Task description: Copy out the data below as written; omit any images.

Extracted records:
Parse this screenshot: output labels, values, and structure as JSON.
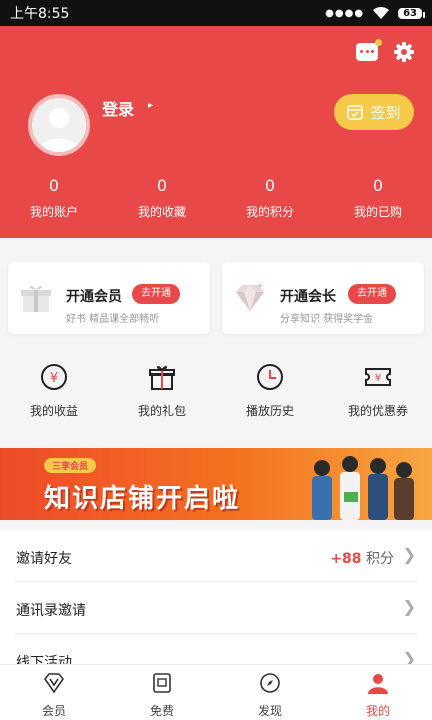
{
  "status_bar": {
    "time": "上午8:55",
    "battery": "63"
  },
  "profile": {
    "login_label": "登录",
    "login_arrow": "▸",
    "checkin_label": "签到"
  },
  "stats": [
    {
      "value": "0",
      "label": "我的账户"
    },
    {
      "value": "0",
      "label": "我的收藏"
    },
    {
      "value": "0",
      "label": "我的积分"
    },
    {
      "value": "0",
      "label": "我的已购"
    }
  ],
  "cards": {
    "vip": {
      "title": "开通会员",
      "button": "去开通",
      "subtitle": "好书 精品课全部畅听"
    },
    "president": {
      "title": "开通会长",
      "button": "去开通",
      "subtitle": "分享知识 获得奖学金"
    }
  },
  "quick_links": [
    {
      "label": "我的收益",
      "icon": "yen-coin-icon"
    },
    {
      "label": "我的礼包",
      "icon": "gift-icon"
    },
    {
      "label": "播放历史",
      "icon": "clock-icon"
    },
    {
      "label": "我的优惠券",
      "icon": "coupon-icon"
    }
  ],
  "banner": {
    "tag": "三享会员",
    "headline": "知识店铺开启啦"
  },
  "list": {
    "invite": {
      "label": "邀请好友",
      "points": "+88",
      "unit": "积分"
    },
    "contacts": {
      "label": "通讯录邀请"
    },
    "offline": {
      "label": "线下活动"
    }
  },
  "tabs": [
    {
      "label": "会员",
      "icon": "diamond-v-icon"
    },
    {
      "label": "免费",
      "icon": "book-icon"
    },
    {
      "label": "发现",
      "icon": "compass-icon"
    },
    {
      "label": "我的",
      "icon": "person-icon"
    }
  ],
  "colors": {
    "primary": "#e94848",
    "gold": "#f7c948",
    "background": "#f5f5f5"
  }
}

Exercise result:
Parse this screenshot: output labels, values, and structure as JSON.
{
  "status_bar": {
    "time": "上午8:55",
    "battery": "63"
  },
  "profile": {
    "login_label": "登录",
    "login_arrow": "▸",
    "checkin_label": "签到"
  },
  "stats": [
    {
      "value": "0",
      "label": "我的账户"
    },
    {
      "value": "0",
      "label": "我的收藏"
    },
    {
      "value": "0",
      "label": "我的积分"
    },
    {
      "value": "0",
      "label": "我的已购"
    }
  ],
  "cards": {
    "vip": {
      "title": "开通会员",
      "button": "去开通",
      "subtitle": "好书 精品课全部畅听"
    },
    "president": {
      "title": "开通会长",
      "button": "去开通",
      "subtitle": "分享知识 获得奖学金"
    }
  },
  "quick_links": [
    {
      "label": "我的收益",
      "icon": "yen-coin-icon"
    },
    {
      "label": "我的礼包",
      "icon": "gift-icon"
    },
    {
      "label": "播放历史",
      "icon": "clock-icon"
    },
    {
      "label": "我的优惠券",
      "icon": "coupon-icon"
    }
  ],
  "banner": {
    "tag": "三享会员",
    "headline": "知识店铺开启啦"
  },
  "list": {
    "invite": {
      "label": "邀请好友",
      "points": "+88",
      "unit": "积分"
    },
    "contacts": {
      "label": "通讯录邀请"
    },
    "offline": {
      "label": "线下活动"
    }
  },
  "tabs": [
    {
      "label": "会员",
      "icon": "diamond-v-icon"
    },
    {
      "label": "免费",
      "icon": "book-icon"
    },
    {
      "label": "发现",
      "icon": "compass-icon"
    },
    {
      "label": "我的",
      "icon": "person-icon"
    }
  ],
  "colors": {
    "primary": "#e94848",
    "gold": "#f7c948",
    "background": "#f5f5f5"
  }
}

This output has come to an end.